[Entries from a dataset]

□ □ □

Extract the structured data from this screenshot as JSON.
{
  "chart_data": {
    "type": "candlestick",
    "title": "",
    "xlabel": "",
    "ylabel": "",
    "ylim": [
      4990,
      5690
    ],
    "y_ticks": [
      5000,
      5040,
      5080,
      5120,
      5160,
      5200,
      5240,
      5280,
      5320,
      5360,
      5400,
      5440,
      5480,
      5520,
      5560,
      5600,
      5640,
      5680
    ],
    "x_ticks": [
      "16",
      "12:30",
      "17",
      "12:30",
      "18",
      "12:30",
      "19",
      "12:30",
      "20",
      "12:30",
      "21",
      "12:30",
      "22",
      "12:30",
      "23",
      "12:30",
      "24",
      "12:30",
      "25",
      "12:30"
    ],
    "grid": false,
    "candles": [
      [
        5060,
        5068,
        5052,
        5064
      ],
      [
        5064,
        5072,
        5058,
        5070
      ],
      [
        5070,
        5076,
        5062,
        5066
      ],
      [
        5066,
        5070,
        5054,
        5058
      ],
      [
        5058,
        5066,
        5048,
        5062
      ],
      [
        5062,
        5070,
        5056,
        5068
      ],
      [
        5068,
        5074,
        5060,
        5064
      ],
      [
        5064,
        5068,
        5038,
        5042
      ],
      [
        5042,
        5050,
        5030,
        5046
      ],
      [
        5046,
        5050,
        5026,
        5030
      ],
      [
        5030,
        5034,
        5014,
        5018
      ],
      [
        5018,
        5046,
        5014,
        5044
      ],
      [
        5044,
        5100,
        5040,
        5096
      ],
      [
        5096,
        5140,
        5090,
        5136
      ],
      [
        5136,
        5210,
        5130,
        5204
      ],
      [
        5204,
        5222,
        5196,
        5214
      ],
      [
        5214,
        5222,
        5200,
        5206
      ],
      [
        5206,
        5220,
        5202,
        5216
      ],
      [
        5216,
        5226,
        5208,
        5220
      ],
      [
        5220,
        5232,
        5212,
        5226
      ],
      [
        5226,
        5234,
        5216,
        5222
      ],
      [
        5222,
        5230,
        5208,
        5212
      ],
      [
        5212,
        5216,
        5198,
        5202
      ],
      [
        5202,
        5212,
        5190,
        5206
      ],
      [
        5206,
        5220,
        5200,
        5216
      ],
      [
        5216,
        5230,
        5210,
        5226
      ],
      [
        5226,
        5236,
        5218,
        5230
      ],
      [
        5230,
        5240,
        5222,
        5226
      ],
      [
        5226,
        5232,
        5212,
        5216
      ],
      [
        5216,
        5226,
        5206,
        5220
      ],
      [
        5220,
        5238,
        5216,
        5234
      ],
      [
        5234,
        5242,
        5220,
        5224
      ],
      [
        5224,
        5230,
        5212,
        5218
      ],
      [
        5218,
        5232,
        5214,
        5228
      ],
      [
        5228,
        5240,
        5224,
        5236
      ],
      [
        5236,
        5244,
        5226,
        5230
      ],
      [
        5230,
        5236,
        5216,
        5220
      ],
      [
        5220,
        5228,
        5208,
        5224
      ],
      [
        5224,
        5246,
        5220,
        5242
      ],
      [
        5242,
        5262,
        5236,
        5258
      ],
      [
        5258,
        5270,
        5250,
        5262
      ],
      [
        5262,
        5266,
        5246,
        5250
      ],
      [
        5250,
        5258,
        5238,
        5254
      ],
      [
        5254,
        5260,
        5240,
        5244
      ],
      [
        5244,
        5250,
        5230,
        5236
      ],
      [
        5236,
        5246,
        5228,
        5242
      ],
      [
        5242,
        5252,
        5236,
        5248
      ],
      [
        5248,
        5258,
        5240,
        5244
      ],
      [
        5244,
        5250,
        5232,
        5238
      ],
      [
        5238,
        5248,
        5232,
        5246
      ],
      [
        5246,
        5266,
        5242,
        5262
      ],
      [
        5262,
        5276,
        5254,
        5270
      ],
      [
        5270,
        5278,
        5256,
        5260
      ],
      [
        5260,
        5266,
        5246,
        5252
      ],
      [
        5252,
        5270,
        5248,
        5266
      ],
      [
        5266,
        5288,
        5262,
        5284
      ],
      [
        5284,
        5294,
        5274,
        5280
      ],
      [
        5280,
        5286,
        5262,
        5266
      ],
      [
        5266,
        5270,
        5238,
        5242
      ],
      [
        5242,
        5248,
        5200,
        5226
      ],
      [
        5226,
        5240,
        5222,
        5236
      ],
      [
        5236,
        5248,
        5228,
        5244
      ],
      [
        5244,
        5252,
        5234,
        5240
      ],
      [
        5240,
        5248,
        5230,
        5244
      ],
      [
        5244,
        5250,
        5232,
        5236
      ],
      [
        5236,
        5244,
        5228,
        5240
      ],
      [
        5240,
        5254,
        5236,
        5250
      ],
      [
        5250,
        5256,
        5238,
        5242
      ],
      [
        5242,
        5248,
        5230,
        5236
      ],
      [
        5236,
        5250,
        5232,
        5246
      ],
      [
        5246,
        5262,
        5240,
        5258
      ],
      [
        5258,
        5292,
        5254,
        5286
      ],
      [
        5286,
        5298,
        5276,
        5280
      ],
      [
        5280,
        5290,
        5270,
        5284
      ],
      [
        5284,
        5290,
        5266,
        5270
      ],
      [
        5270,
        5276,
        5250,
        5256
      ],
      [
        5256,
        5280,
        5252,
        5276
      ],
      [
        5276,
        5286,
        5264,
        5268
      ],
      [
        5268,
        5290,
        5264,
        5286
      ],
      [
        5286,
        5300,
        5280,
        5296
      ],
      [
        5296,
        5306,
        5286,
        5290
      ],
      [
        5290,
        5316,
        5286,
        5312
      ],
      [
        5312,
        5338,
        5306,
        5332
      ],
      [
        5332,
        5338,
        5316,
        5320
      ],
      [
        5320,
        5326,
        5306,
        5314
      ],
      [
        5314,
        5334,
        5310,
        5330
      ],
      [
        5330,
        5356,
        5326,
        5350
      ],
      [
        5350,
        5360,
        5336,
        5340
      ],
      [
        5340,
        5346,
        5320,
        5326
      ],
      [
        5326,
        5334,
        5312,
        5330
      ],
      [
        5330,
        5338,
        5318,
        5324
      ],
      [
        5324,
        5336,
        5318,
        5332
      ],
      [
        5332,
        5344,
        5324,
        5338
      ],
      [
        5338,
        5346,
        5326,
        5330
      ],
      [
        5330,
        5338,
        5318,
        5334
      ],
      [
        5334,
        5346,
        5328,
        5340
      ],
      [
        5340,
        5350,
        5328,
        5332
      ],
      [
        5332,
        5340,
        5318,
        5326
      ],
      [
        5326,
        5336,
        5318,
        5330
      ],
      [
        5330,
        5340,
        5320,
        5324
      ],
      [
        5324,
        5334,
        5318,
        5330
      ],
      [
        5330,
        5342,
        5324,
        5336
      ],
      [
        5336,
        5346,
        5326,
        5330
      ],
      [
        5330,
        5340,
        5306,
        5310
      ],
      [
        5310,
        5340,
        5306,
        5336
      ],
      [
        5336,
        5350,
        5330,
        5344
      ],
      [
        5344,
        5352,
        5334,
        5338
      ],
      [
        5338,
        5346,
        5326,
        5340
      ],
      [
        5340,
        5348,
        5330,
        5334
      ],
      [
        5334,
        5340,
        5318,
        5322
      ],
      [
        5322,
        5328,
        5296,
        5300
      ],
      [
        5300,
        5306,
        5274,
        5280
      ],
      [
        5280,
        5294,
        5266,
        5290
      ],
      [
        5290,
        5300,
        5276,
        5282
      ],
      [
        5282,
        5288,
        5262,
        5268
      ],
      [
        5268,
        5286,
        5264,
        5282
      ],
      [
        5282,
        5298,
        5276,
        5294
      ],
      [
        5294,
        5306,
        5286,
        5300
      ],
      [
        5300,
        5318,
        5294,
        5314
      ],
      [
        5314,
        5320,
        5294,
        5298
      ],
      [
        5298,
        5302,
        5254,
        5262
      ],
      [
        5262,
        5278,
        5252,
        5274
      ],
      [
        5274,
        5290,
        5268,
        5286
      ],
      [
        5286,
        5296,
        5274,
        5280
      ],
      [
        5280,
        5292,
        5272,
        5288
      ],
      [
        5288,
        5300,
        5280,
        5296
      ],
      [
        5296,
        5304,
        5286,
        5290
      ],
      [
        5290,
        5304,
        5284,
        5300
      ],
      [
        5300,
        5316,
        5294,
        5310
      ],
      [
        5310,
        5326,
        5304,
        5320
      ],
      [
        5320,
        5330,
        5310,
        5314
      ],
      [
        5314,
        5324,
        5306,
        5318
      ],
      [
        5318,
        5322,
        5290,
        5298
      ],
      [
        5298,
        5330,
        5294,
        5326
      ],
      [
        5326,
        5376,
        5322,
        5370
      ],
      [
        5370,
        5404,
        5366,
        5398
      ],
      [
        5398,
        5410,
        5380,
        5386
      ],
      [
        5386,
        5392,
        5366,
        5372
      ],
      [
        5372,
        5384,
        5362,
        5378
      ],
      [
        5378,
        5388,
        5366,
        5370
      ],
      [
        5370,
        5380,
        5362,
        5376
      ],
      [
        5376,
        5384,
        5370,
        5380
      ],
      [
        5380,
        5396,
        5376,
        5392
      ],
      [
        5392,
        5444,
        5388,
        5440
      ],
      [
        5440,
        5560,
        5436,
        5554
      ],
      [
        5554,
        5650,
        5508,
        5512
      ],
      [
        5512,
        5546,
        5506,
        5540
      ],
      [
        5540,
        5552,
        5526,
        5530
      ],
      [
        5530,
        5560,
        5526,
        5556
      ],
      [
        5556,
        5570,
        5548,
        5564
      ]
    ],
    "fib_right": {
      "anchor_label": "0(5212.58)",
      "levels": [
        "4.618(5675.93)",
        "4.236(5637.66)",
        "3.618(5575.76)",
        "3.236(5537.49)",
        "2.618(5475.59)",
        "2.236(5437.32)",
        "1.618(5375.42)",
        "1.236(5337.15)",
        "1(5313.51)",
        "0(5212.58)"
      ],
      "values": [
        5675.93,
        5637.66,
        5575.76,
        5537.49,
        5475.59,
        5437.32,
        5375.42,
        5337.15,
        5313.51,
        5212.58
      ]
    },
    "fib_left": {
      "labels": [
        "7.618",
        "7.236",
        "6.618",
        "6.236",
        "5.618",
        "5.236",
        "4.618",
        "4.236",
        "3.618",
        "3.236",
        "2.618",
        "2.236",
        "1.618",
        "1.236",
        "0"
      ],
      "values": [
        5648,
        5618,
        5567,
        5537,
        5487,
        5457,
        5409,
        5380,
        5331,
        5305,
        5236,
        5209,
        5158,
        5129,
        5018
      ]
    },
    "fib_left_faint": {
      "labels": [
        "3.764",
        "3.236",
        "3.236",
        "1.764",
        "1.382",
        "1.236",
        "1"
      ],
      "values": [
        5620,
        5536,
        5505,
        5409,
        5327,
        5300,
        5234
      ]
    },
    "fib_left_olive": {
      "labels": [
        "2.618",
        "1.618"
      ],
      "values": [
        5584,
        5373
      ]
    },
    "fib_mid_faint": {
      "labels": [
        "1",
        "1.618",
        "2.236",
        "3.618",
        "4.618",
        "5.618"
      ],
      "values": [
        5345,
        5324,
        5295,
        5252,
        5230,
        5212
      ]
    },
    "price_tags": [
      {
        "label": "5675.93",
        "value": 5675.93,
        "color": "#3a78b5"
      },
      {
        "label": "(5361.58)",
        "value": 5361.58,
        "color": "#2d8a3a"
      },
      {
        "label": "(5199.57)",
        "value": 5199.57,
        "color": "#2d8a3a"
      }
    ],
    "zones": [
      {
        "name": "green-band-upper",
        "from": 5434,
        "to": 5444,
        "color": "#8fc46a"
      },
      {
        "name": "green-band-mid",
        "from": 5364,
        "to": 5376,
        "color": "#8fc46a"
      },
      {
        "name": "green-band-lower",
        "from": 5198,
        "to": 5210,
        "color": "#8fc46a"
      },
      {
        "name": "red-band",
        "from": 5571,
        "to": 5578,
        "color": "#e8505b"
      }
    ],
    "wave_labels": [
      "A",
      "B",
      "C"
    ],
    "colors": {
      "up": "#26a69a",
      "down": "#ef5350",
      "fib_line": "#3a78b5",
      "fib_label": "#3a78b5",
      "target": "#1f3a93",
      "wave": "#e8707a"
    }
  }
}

□ □ □

-- WRITTEN REQUEST --
Go through the material line by line. Show each line that contains the string "band".

-- THE ANSWER --
        "name": "green-band-upper",
        "name": "green-band-mid",
        "name": "green-band-lower",
        "name": "red-band",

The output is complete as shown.